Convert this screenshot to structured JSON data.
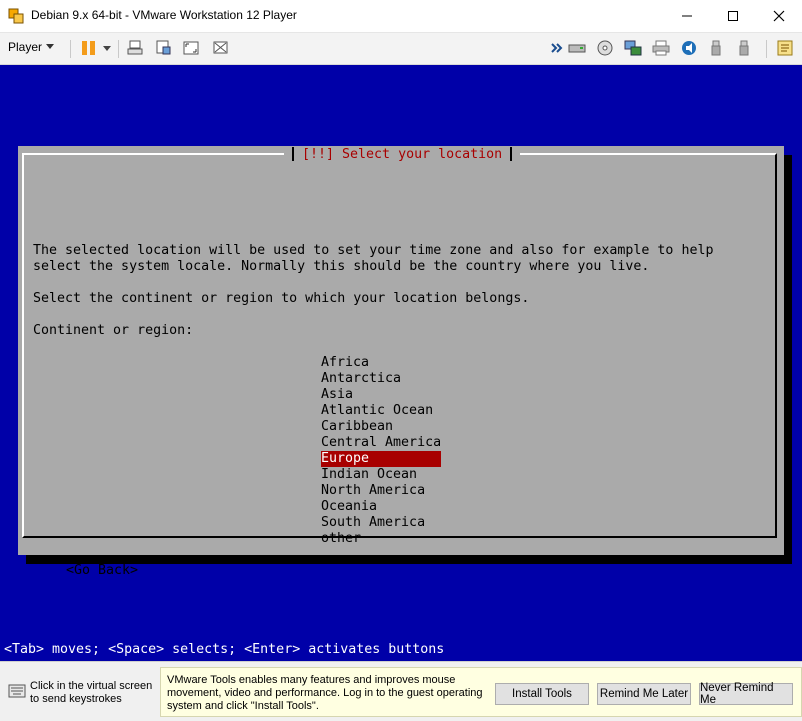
{
  "window": {
    "title": "Debian 9.x 64-bit - VMware Workstation 12 Player"
  },
  "toolbar": {
    "player_label": "Player",
    "icons": [
      "pause-icon",
      "send-ctrl-alt-del-icon",
      "fit-guest-icon",
      "full-screen-icon",
      "unity-icon",
      "hard-disk-icon",
      "cd-dvd-icon",
      "network-icon",
      "printer-icon",
      "sound-icon",
      "usb-icon",
      "usb-icon-2",
      "message-log-icon"
    ]
  },
  "installer": {
    "dialog_title": "[!!] Select your location",
    "description_line_1": "The selected location will be used to set your time zone and also for example to help",
    "description_line_2": "select the system locale. Normally this should be the country where you live.",
    "instruction": "Select the continent or region to which your location belongs.",
    "continent_label": "Continent or region:",
    "regions": [
      "Africa",
      "Antarctica",
      "Asia",
      "Atlantic Ocean",
      "Caribbean",
      "Central America",
      "Europe",
      "Indian Ocean",
      "North America",
      "Oceania",
      "South America",
      "other"
    ],
    "selected_region": "Europe",
    "go_back_label": "<Go Back>",
    "status_line": "<Tab> moves; <Space> selects; <Enter> activates buttons"
  },
  "bottom_bar": {
    "click_hint": "Click in the virtual screen to send keystrokes",
    "tools_message": "VMware Tools enables many features and improves mouse movement, video and performance. Log in to the guest operating system and click \"Install Tools\".",
    "install_tools_label": "Install Tools",
    "remind_later_label": "Remind Me Later",
    "never_remind_label": "Never Remind Me"
  },
  "colors": {
    "vm_background": "#0000a8",
    "dialog_background": "#aaaaaa",
    "selection_red": "#a80000",
    "pause_orange": "#f39c1b"
  }
}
☆ ☆ ☆ ☆ ☆
EXERCISE INSTRUCTIONS =
Copy out each line exactly, without the pictures.

REPLY =
Convert this screenshot to structured JSON data.
{
  "window": {
    "title": "Debian 9.x 64-bit - VMware Workstation 12 Player"
  },
  "toolbar": {
    "player_label": "Player",
    "icons": [
      "pause-icon",
      "send-ctrl-alt-del-icon",
      "fit-guest-icon",
      "full-screen-icon",
      "unity-icon",
      "hard-disk-icon",
      "cd-dvd-icon",
      "network-icon",
      "printer-icon",
      "sound-icon",
      "usb-icon",
      "usb-icon-2",
      "message-log-icon"
    ]
  },
  "installer": {
    "dialog_title": "[!!] Select your location",
    "description_line_1": "The selected location will be used to set your time zone and also for example to help",
    "description_line_2": "select the system locale. Normally this should be the country where you live.",
    "instruction": "Select the continent or region to which your location belongs.",
    "continent_label": "Continent or region:",
    "regions": [
      "Africa",
      "Antarctica",
      "Asia",
      "Atlantic Ocean",
      "Caribbean",
      "Central America",
      "Europe",
      "Indian Ocean",
      "North America",
      "Oceania",
      "South America",
      "other"
    ],
    "selected_region": "Europe",
    "go_back_label": "<Go Back>",
    "status_line": "<Tab> moves; <Space> selects; <Enter> activates buttons"
  },
  "bottom_bar": {
    "click_hint": "Click in the virtual screen to send keystrokes",
    "tools_message": "VMware Tools enables many features and improves mouse movement, video and performance. Log in to the guest operating system and click \"Install Tools\".",
    "install_tools_label": "Install Tools",
    "remind_later_label": "Remind Me Later",
    "never_remind_label": "Never Remind Me"
  },
  "colors": {
    "vm_background": "#0000a8",
    "dialog_background": "#aaaaaa",
    "selection_red": "#a80000",
    "pause_orange": "#f39c1b"
  }
}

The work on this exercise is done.